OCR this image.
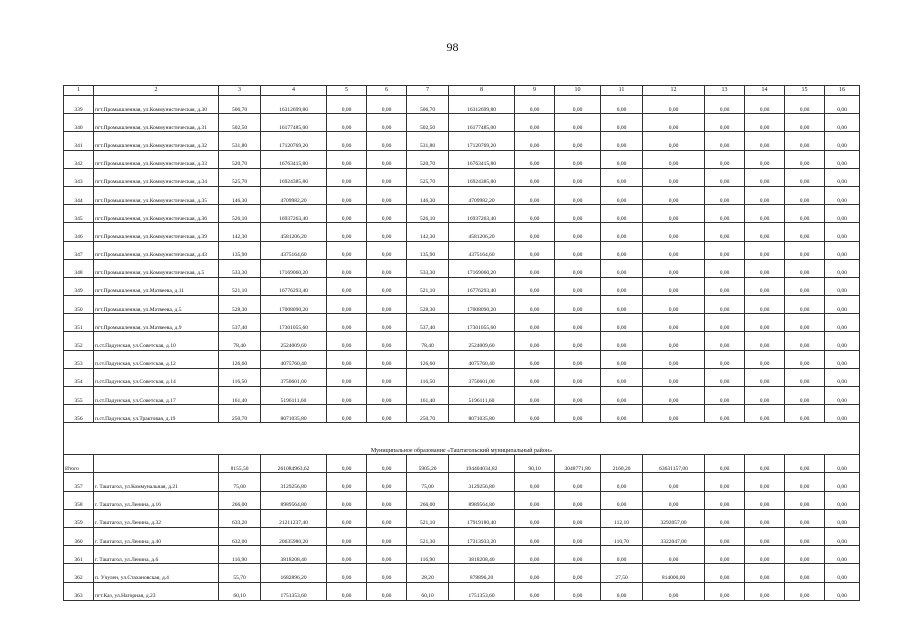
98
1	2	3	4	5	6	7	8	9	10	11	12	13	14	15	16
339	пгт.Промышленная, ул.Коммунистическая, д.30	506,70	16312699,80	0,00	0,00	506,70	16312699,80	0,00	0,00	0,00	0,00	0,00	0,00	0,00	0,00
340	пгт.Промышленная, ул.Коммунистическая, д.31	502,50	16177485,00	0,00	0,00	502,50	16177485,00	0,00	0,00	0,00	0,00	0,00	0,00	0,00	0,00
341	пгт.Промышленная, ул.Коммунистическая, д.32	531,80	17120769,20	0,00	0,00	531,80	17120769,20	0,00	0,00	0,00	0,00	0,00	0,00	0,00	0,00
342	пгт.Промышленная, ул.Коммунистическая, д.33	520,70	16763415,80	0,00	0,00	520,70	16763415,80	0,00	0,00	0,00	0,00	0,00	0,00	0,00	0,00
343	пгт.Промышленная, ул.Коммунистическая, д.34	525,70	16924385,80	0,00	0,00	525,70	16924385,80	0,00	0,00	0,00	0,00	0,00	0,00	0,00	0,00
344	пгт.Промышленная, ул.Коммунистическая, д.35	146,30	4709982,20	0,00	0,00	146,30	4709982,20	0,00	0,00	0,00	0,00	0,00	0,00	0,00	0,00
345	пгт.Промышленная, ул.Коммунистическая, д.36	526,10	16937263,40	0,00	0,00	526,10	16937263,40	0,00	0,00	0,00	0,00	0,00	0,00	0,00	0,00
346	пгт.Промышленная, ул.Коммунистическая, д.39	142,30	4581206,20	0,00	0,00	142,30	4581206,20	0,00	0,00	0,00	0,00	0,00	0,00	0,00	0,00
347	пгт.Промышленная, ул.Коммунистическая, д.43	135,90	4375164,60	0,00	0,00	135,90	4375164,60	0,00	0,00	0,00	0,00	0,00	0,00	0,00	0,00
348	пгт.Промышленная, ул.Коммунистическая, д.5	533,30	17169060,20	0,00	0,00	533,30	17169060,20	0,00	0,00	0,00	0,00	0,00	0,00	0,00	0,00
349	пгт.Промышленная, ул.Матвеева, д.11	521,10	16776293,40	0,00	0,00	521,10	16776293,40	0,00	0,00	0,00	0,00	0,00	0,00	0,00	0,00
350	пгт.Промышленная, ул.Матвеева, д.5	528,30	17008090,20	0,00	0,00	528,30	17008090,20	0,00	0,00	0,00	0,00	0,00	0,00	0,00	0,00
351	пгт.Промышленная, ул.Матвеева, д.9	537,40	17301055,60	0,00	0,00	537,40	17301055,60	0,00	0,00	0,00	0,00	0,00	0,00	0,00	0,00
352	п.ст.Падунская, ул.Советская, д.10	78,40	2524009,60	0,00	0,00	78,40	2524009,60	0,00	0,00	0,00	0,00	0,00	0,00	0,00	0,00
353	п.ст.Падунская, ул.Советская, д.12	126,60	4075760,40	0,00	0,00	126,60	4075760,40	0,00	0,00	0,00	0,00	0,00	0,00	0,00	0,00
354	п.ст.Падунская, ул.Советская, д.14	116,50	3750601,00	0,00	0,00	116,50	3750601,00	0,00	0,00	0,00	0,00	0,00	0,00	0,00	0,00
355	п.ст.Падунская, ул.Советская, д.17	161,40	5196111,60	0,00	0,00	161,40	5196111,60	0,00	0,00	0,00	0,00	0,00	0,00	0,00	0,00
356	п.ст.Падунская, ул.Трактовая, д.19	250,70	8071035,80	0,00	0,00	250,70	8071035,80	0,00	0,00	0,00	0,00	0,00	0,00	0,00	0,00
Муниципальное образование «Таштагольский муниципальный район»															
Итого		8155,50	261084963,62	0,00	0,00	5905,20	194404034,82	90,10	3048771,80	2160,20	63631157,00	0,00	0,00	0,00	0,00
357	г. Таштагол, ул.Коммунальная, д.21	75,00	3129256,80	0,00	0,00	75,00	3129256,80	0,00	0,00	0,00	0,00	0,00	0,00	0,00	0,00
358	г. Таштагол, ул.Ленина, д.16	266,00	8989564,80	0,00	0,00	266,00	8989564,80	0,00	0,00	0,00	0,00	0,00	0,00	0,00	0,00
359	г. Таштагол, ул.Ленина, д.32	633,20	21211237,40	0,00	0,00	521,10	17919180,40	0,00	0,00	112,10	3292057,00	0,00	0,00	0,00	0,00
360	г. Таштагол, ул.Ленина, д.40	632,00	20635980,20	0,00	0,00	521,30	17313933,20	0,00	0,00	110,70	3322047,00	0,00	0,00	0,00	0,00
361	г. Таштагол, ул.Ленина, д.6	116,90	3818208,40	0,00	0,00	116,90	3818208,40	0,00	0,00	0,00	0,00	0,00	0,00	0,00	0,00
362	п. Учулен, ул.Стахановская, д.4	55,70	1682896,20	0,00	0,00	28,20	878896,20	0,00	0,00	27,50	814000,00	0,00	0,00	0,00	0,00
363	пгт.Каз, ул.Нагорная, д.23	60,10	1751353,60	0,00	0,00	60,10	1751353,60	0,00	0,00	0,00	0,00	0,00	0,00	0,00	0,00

**Exercise aim**
Leave the images out and output the remaining material exactly as it stands.

**Output**
OCR this image.
98
1	2	3	4	5	6	7	8	9	10	11	12	13	14	15	16
339	пгт.Промышленная, ул.Коммунистическая, д.30	506,70	16312699,80	0,00	0,00	506,70	16312699,80	0,00	0,00	0,00	0,00	0,00	0,00	0,00	0,00
340	пгт.Промышленная, ул.Коммунистическая, д.31	502,50	16177485,00	0,00	0,00	502,50	16177485,00	0,00	0,00	0,00	0,00	0,00	0,00	0,00	0,00
341	пгт.Промышленная, ул.Коммунистическая, д.32	531,80	17120769,20	0,00	0,00	531,80	17120769,20	0,00	0,00	0,00	0,00	0,00	0,00	0,00	0,00
342	пгт.Промышленная, ул.Коммунистическая, д.33	520,70	16763415,80	0,00	0,00	520,70	16763415,80	0,00	0,00	0,00	0,00	0,00	0,00	0,00	0,00
343	пгт.Промышленная, ул.Коммунистическая, д.34	525,70	16924385,80	0,00	0,00	525,70	16924385,80	0,00	0,00	0,00	0,00	0,00	0,00	0,00	0,00
344	пгт.Промышленная, ул.Коммунистическая, д.35	146,30	4709982,20	0,00	0,00	146,30	4709982,20	0,00	0,00	0,00	0,00	0,00	0,00	0,00	0,00
345	пгт.Промышленная, ул.Коммунистическая, д.36	526,10	16937263,40	0,00	0,00	526,10	16937263,40	0,00	0,00	0,00	0,00	0,00	0,00	0,00	0,00
346	пгт.Промышленная, ул.Коммунистическая, д.39	142,30	4581206,20	0,00	0,00	142,30	4581206,20	0,00	0,00	0,00	0,00	0,00	0,00	0,00	0,00
347	пгт.Промышленная, ул.Коммунистическая, д.43	135,90	4375164,60	0,00	0,00	135,90	4375164,60	0,00	0,00	0,00	0,00	0,00	0,00	0,00	0,00
348	пгт.Промышленная, ул.Коммунистическая, д.5	533,30	17169060,20	0,00	0,00	533,30	17169060,20	0,00	0,00	0,00	0,00	0,00	0,00	0,00	0,00
349	пгт.Промышленная, ул.Матвеева, д.11	521,10	16776293,40	0,00	0,00	521,10	16776293,40	0,00	0,00	0,00	0,00	0,00	0,00	0,00	0,00
350	пгт.Промышленная, ул.Матвеева, д.5	528,30	17008090,20	0,00	0,00	528,30	17008090,20	0,00	0,00	0,00	0,00	0,00	0,00	0,00	0,00
351	пгт.Промышленная, ул.Матвеева, д.9	537,40	17301055,60	0,00	0,00	537,40	17301055,60	0,00	0,00	0,00	0,00	0,00	0,00	0,00	0,00
352	п.ст.Падунская, ул.Советская, д.10	78,40	2524009,60	0,00	0,00	78,40	2524009,60	0,00	0,00	0,00	0,00	0,00	0,00	0,00	0,00
353	п.ст.Падунская, ул.Советская, д.12	126,60	4075760,40	0,00	0,00	126,60	4075760,40	0,00	0,00	0,00	0,00	0,00	0,00	0,00	0,00
354	п.ст.Падунская, ул.Советская, д.14	116,50	3750601,00	0,00	0,00	116,50	3750601,00	0,00	0,00	0,00	0,00	0,00	0,00	0,00	0,00
355	п.ст.Падунская, ул.Советская, д.17	161,40	5196111,60	0,00	0,00	161,40	5196111,60	0,00	0,00	0,00	0,00	0,00	0,00	0,00	0,00
356	п.ст.Падунская, ул.Трактовая, д.19	250,70	8071035,80	0,00	0,00	250,70	8071035,80	0,00	0,00	0,00	0,00	0,00	0,00	0,00	0,00
Муниципальное образование «Таштагольский муниципальный район»															
Итого		8155,50	261084963,62	0,00	0,00	5905,20	194404034,82	90,10	3048771,80	2160,20	63631157,00	0,00	0,00	0,00	0,00
357	г. Таштагол, ул.Коммунальная, д.21	75,00	3129256,80	0,00	0,00	75,00	3129256,80	0,00	0,00	0,00	0,00	0,00	0,00	0,00	0,00
358	г. Таштагол, ул.Ленина, д.16	266,00	8989564,80	0,00	0,00	266,00	8989564,80	0,00	0,00	0,00	0,00	0,00	0,00	0,00	0,00
359	г. Таштагол, ул.Ленина, д.32	633,20	21211237,40	0,00	0,00	521,10	17919180,40	0,00	0,00	112,10	3292057,00	0,00	0,00	0,00	0,00
360	г. Таштагол, ул.Ленина, д.40	632,00	20635980,20	0,00	0,00	521,30	17313933,20	0,00	0,00	110,70	3322047,00	0,00	0,00	0,00	0,00
361	г. Таштагол, ул.Ленина, д.6	116,90	3818208,40	0,00	0,00	116,90	3818208,40	0,00	0,00	0,00	0,00	0,00	0,00	0,00	0,00
362	п. Учулен, ул.Стахановская, д.4	55,70	1682896,20	0,00	0,00	28,20	878896,20	0,00	0,00	27,50	814000,00	0,00	0,00	0,00	0,00
363	пгт.Каз, ул.Нагорная, д.23	60,10	1751353,60	0,00	0,00	60,10	1751353,60	0,00	0,00	0,00	0,00	0,00	0,00	0,00	0,00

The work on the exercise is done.